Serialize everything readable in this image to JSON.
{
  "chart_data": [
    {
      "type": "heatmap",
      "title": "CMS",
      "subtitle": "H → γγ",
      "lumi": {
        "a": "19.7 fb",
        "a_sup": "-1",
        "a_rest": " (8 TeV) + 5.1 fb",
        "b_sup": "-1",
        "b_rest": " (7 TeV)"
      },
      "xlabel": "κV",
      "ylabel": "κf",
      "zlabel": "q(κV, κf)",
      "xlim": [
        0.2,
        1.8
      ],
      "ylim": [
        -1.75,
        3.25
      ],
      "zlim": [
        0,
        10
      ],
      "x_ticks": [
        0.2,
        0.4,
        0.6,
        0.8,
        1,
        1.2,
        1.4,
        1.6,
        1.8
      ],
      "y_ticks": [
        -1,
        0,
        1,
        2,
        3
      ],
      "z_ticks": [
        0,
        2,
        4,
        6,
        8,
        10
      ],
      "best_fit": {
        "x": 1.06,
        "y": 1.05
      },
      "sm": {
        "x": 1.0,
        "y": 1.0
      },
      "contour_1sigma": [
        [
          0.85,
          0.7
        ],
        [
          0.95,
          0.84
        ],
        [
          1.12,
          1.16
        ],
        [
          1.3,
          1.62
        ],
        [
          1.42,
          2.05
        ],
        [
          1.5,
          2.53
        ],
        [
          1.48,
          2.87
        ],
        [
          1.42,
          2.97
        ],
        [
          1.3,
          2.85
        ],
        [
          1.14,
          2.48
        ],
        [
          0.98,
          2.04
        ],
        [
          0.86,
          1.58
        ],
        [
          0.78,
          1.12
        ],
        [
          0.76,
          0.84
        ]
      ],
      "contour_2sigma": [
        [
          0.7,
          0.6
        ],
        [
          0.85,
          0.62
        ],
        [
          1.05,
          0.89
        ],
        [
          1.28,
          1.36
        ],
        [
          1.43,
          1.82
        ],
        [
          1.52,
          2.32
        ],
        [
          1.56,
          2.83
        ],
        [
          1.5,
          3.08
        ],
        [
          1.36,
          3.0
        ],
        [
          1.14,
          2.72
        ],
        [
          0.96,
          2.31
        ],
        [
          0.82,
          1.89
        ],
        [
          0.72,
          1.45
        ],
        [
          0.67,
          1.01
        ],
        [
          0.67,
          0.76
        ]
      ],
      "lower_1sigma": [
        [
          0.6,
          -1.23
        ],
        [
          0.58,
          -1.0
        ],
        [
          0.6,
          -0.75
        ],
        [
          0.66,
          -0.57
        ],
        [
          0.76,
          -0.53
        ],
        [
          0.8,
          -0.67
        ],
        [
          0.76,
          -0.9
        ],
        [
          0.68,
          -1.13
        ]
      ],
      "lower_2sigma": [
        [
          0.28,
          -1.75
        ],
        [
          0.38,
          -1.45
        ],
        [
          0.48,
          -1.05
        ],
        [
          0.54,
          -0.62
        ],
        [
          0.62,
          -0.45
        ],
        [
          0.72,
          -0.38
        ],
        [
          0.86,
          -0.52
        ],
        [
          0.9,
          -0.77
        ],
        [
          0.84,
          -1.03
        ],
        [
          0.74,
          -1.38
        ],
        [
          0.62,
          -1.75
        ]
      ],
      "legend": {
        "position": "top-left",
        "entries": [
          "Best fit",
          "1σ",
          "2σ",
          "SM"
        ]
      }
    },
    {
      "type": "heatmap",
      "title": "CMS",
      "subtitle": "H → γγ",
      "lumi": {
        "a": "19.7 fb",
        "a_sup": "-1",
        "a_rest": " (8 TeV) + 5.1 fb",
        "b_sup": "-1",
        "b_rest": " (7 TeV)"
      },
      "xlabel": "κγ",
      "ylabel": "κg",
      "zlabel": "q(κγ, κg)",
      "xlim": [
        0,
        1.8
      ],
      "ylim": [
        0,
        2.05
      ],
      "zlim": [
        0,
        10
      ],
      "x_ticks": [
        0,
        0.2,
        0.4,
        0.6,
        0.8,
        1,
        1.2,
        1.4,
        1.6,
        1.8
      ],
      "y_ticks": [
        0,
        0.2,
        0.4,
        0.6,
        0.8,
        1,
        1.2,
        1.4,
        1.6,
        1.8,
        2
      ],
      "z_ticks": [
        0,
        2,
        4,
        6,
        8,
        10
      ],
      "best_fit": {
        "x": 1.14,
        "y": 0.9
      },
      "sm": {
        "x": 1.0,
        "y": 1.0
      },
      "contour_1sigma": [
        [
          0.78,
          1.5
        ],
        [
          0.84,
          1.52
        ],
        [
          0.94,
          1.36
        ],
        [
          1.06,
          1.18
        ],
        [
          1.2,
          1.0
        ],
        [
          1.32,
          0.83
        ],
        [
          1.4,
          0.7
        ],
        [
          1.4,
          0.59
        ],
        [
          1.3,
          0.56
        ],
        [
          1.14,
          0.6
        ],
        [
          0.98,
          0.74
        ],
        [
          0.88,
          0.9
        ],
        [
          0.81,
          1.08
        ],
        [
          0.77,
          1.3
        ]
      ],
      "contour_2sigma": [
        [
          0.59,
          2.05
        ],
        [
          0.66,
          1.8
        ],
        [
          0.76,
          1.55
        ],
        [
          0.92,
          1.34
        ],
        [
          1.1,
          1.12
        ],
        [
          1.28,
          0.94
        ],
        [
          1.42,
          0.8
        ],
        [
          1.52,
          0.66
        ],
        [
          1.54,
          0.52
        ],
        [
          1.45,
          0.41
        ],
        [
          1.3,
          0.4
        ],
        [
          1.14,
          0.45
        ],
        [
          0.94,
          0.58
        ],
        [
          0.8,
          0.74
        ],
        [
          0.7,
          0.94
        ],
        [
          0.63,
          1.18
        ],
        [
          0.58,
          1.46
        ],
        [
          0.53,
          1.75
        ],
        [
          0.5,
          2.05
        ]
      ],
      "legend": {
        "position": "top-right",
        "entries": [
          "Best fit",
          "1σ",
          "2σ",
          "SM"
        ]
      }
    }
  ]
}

Exercise brief: Recopy the whole listing exactly.

Exercise response:
Serialize everything readable in this image to JSON.
{
  "chart_data": [
    {
      "type": "heatmap",
      "title": "CMS",
      "subtitle": "H → γγ",
      "lumi": {
        "a": "19.7 fb",
        "a_sup": "-1",
        "a_rest": " (8 TeV) + 5.1 fb",
        "b_sup": "-1",
        "b_rest": " (7 TeV)"
      },
      "xlabel": "κV",
      "ylabel": "κf",
      "zlabel": "q(κV, κf)",
      "xlim": [
        0.2,
        1.8
      ],
      "ylim": [
        -1.75,
        3.25
      ],
      "zlim": [
        0,
        10
      ],
      "x_ticks": [
        0.2,
        0.4,
        0.6,
        0.8,
        1,
        1.2,
        1.4,
        1.6,
        1.8
      ],
      "y_ticks": [
        -1,
        0,
        1,
        2,
        3
      ],
      "z_ticks": [
        0,
        2,
        4,
        6,
        8,
        10
      ],
      "best_fit": {
        "x": 1.06,
        "y": 1.05
      },
      "sm": {
        "x": 1.0,
        "y": 1.0
      },
      "contour_1sigma": [
        [
          0.85,
          0.7
        ],
        [
          0.95,
          0.84
        ],
        [
          1.12,
          1.16
        ],
        [
          1.3,
          1.62
        ],
        [
          1.42,
          2.05
        ],
        [
          1.5,
          2.53
        ],
        [
          1.48,
          2.87
        ],
        [
          1.42,
          2.97
        ],
        [
          1.3,
          2.85
        ],
        [
          1.14,
          2.48
        ],
        [
          0.98,
          2.04
        ],
        [
          0.86,
          1.58
        ],
        [
          0.78,
          1.12
        ],
        [
          0.76,
          0.84
        ]
      ],
      "contour_2sigma": [
        [
          0.7,
          0.6
        ],
        [
          0.85,
          0.62
        ],
        [
          1.05,
          0.89
        ],
        [
          1.28,
          1.36
        ],
        [
          1.43,
          1.82
        ],
        [
          1.52,
          2.32
        ],
        [
          1.56,
          2.83
        ],
        [
          1.5,
          3.08
        ],
        [
          1.36,
          3.0
        ],
        [
          1.14,
          2.72
        ],
        [
          0.96,
          2.31
        ],
        [
          0.82,
          1.89
        ],
        [
          0.72,
          1.45
        ],
        [
          0.67,
          1.01
        ],
        [
          0.67,
          0.76
        ]
      ],
      "lower_1sigma": [
        [
          0.6,
          -1.23
        ],
        [
          0.58,
          -1.0
        ],
        [
          0.6,
          -0.75
        ],
        [
          0.66,
          -0.57
        ],
        [
          0.76,
          -0.53
        ],
        [
          0.8,
          -0.67
        ],
        [
          0.76,
          -0.9
        ],
        [
          0.68,
          -1.13
        ]
      ],
      "lower_2sigma": [
        [
          0.28,
          -1.75
        ],
        [
          0.38,
          -1.45
        ],
        [
          0.48,
          -1.05
        ],
        [
          0.54,
          -0.62
        ],
        [
          0.62,
          -0.45
        ],
        [
          0.72,
          -0.38
        ],
        [
          0.86,
          -0.52
        ],
        [
          0.9,
          -0.77
        ],
        [
          0.84,
          -1.03
        ],
        [
          0.74,
          -1.38
        ],
        [
          0.62,
          -1.75
        ]
      ],
      "legend": {
        "position": "top-left",
        "entries": [
          "Best fit",
          "1σ",
          "2σ",
          "SM"
        ]
      }
    },
    {
      "type": "heatmap",
      "title": "CMS",
      "subtitle": "H → γγ",
      "lumi": {
        "a": "19.7 fb",
        "a_sup": "-1",
        "a_rest": " (8 TeV) + 5.1 fb",
        "b_sup": "-1",
        "b_rest": " (7 TeV)"
      },
      "xlabel": "κγ",
      "ylabel": "κg",
      "zlabel": "q(κγ, κg)",
      "xlim": [
        0,
        1.8
      ],
      "ylim": [
        0,
        2.05
      ],
      "zlim": [
        0,
        10
      ],
      "x_ticks": [
        0,
        0.2,
        0.4,
        0.6,
        0.8,
        1,
        1.2,
        1.4,
        1.6,
        1.8
      ],
      "y_ticks": [
        0,
        0.2,
        0.4,
        0.6,
        0.8,
        1,
        1.2,
        1.4,
        1.6,
        1.8,
        2
      ],
      "z_ticks": [
        0,
        2,
        4,
        6,
        8,
        10
      ],
      "best_fit": {
        "x": 1.14,
        "y": 0.9
      },
      "sm": {
        "x": 1.0,
        "y": 1.0
      },
      "contour_1sigma": [
        [
          0.78,
          1.5
        ],
        [
          0.84,
          1.52
        ],
        [
          0.94,
          1.36
        ],
        [
          1.06,
          1.18
        ],
        [
          1.2,
          1.0
        ],
        [
          1.32,
          0.83
        ],
        [
          1.4,
          0.7
        ],
        [
          1.4,
          0.59
        ],
        [
          1.3,
          0.56
        ],
        [
          1.14,
          0.6
        ],
        [
          0.98,
          0.74
        ],
        [
          0.88,
          0.9
        ],
        [
          0.81,
          1.08
        ],
        [
          0.77,
          1.3
        ]
      ],
      "contour_2sigma": [
        [
          0.59,
          2.05
        ],
        [
          0.66,
          1.8
        ],
        [
          0.76,
          1.55
        ],
        [
          0.92,
          1.34
        ],
        [
          1.1,
          1.12
        ],
        [
          1.28,
          0.94
        ],
        [
          1.42,
          0.8
        ],
        [
          1.52,
          0.66
        ],
        [
          1.54,
          0.52
        ],
        [
          1.45,
          0.41
        ],
        [
          1.3,
          0.4
        ],
        [
          1.14,
          0.45
        ],
        [
          0.94,
          0.58
        ],
        [
          0.8,
          0.74
        ],
        [
          0.7,
          0.94
        ],
        [
          0.63,
          1.18
        ],
        [
          0.58,
          1.46
        ],
        [
          0.53,
          1.75
        ],
        [
          0.5,
          2.05
        ]
      ],
      "legend": {
        "position": "top-right",
        "entries": [
          "Best fit",
          "1σ",
          "2σ",
          "SM"
        ]
      }
    }
  ]
}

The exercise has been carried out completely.